- [Given problem] Scan the data below for the string "Acrobat". Copy every line where it appears.

- [Input]
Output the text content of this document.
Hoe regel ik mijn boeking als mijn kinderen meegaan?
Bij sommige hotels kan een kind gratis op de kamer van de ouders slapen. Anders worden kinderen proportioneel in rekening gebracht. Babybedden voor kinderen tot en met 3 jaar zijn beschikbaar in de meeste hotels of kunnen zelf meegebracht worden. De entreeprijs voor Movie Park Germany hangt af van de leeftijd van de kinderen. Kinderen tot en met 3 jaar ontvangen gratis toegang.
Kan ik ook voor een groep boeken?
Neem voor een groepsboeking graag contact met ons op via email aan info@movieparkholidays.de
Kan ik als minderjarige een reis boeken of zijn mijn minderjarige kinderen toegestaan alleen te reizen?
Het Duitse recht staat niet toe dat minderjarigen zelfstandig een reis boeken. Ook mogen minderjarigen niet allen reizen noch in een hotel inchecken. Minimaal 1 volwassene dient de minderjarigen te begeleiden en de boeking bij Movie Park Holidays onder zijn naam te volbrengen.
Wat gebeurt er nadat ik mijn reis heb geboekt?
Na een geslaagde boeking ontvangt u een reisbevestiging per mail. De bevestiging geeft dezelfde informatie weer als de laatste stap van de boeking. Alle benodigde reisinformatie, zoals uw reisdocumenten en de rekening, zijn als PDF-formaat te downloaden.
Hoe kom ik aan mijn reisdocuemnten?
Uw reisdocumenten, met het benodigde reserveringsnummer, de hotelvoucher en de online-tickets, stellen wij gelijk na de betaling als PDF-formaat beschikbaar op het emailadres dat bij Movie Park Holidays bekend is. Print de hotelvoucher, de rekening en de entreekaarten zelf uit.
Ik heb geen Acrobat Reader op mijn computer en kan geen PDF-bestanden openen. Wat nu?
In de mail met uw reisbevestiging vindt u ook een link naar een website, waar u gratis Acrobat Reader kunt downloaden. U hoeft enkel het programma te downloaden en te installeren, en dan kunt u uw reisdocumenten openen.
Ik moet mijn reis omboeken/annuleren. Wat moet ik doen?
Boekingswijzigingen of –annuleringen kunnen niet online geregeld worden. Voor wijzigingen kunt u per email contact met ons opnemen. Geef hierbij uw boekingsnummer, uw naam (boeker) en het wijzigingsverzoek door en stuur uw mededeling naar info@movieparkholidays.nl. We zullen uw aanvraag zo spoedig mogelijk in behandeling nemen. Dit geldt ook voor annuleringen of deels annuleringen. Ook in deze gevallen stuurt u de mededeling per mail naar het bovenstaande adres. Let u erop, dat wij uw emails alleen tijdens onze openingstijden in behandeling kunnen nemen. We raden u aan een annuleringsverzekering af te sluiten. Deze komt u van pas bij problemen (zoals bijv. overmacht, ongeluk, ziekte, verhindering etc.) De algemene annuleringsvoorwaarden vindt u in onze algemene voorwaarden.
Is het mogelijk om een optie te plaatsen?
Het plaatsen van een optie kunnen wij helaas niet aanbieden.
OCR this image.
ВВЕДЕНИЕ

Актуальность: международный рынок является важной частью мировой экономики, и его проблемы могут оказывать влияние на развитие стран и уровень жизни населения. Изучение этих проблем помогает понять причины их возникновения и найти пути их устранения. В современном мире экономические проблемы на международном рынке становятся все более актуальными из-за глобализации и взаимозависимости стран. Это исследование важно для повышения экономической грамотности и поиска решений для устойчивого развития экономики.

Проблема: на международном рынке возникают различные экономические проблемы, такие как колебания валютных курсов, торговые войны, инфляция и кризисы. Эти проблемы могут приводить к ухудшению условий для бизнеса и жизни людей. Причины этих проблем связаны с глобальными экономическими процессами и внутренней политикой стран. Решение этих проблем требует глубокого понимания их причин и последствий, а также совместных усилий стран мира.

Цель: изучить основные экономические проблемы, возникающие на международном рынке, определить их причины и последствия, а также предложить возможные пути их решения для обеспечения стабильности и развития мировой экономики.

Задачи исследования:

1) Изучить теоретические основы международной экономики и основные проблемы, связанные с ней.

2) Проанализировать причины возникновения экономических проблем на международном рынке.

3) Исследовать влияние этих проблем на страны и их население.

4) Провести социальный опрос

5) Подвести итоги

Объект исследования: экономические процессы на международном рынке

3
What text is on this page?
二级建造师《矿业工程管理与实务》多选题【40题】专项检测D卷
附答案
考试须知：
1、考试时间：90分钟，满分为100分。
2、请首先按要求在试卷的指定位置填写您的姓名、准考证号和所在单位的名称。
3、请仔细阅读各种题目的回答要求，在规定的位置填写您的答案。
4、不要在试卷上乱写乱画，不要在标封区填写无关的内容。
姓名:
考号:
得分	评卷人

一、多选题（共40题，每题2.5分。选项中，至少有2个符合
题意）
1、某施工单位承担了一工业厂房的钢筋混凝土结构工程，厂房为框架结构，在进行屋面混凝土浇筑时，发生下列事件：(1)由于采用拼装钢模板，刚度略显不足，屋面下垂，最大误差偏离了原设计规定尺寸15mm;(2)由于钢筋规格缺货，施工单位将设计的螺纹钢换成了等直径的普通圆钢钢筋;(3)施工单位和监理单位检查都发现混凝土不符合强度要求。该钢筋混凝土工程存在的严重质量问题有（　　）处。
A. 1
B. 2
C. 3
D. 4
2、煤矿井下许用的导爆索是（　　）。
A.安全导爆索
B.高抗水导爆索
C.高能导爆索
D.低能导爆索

- [Written answer]
Ik heb geen Acrobat Reader op mijn computer en kan geen PDF-bestanden openen. Wat nu?
In de mail met uw reisbevestiging vindt u ook een link naar een website, waar u gratis Acrobat Reader kunt downloaden. U hoeft enkel het programma te downloaden en te installeren, en dan kunt u uw reisdocumenten openen.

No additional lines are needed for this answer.